_Passage to read_
++++++++++++++++++++

Google Sidewiki was a web annotation service from Google, launched in September 2009 and discontinued in December 2011. Sidewiki was accessible through a browser extension that allowed anyone logged into a Google Account to make and view comments about a given website in a sidebar. Despite the name, Sidewiki was not a collaborative wiki, though the comments were editable by the author.

==Function==
Google used ranking algorithms to determine comment relevancy and usefulness, using criteria such as users voting up and down a comment and past user contributions. Anyone could look up a contributor's Google profile and assess their credibility. Caesar Sengupta of Google argued that the link to Google Profiles would help increase comment quality, because "People stop making trivial comments when it ties back to them." Website owners could "claim" their site, giving them the right to the first comment on the Sidewiki for that site. Sidewiki also linked to "relevant posts from blogs and other sources", a feature that was potentially gameable. Sidewiki was available for Internet Explorer and Firefox through Google Toolbar, and on the Google Chrome browser through an add-on. For other browsers like Safari, it was available as a third-party bookmarklet. Comments could be shared via a link, email, Twitter, or Facebook, and an API was available for developers.

==Shutdown==
In September 2011, Google announced it would discontinue a number of its products, including Google Sidewiki.

++++++++++++++++++++

_Parts of the exercise_
• a. Translate this sentence from the Google Sidewiki text into Spanish: "Anyone could look up a contributor's Google profile and assess their credibility."
• b. From the Google Sidewiki text, set down without any change the stretch that opens with the words containing "Google Sidewiki was" and closes with "by the author.".

++++++++++++++++++++

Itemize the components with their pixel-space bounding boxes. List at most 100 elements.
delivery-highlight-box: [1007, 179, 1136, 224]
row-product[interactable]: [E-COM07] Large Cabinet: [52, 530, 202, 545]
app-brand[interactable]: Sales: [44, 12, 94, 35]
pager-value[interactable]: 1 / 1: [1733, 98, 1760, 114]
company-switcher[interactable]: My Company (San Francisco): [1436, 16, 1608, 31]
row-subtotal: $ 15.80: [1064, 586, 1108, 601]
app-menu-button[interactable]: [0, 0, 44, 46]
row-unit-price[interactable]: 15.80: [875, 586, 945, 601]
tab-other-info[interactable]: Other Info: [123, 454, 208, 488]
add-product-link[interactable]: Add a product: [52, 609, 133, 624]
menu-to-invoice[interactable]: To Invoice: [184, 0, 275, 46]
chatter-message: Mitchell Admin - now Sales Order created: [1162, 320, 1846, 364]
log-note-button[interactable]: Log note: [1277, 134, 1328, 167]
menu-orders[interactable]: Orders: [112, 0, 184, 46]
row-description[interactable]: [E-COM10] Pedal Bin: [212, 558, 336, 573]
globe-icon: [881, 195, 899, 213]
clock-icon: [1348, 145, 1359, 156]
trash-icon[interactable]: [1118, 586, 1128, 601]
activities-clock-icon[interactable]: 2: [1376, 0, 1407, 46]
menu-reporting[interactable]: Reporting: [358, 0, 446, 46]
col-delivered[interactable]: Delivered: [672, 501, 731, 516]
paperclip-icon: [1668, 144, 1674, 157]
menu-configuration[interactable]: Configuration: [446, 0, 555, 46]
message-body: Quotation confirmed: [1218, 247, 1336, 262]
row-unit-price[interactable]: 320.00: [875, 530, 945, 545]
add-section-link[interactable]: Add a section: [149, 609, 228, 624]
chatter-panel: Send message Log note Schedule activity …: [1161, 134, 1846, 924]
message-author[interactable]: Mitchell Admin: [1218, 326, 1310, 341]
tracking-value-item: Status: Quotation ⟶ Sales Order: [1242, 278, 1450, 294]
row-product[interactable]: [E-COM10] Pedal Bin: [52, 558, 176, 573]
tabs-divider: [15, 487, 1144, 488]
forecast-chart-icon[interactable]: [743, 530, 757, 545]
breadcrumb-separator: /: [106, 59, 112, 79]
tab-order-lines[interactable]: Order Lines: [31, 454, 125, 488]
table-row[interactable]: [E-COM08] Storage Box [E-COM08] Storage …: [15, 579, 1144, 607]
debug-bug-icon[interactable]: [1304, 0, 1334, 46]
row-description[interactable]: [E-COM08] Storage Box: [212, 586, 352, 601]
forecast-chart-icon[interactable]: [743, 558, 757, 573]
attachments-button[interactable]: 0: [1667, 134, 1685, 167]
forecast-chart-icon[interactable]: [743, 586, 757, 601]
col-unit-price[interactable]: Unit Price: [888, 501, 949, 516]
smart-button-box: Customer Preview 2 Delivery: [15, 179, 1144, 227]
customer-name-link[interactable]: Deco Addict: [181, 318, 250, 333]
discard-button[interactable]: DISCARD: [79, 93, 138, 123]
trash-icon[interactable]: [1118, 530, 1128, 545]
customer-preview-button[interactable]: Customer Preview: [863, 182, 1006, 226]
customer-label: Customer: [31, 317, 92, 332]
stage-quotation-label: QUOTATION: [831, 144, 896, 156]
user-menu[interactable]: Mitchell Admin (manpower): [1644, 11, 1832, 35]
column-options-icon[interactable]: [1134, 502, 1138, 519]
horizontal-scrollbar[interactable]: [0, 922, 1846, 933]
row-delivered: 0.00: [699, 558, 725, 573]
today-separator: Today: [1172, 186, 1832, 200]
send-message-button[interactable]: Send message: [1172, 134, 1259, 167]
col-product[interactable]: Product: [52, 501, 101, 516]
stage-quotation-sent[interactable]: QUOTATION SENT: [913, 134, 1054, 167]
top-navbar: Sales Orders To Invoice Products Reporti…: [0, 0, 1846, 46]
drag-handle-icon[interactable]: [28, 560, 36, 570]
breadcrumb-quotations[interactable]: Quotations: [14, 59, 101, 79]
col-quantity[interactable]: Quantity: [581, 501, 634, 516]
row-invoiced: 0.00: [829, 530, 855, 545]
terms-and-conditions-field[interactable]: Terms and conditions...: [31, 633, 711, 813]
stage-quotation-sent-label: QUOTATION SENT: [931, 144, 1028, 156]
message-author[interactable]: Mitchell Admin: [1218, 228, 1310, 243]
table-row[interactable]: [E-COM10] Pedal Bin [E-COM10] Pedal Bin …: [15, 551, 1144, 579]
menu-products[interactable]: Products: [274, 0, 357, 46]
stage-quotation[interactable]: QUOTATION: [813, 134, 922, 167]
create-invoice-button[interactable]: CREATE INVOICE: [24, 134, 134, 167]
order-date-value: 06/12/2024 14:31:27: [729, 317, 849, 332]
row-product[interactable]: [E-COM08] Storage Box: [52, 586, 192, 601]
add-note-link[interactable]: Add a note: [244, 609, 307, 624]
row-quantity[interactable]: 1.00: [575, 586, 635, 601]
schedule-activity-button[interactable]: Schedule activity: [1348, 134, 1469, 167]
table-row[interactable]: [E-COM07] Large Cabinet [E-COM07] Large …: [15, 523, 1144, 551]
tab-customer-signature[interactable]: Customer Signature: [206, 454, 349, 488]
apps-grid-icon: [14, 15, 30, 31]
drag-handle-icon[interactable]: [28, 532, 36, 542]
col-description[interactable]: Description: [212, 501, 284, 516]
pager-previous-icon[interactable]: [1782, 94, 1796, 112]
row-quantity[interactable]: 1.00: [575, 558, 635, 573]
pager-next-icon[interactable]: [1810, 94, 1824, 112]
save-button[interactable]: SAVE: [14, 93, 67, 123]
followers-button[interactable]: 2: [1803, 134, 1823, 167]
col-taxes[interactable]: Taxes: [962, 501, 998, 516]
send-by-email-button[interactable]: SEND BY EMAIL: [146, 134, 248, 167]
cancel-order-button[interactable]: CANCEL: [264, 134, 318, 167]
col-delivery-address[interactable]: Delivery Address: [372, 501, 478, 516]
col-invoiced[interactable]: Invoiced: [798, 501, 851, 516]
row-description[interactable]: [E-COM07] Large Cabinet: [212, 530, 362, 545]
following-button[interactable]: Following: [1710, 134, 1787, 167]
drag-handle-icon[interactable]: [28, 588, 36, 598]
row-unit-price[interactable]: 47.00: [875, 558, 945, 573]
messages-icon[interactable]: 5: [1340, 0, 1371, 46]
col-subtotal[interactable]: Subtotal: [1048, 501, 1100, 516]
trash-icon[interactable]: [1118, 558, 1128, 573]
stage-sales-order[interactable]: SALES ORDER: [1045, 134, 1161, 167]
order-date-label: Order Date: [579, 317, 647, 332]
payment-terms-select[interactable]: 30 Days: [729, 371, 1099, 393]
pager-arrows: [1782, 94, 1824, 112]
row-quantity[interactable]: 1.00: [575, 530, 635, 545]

++++++++++++++++++++

_Written responses_
• a. Cualquiera podía consultar el perfil de Google de un colaborador y evaluar su credibilidad.

• b.
Google Sidewiki was a web annotation service from Google, launched in September 2009 and discontinued in December 2011. Sidewiki was accessible through a browser extension that allowed anyone logged into a Google Account to make and view comments about a given website in a sidebar. Despite the name, Sidewiki was not a collaborative wiki, though the comments were editable by the author.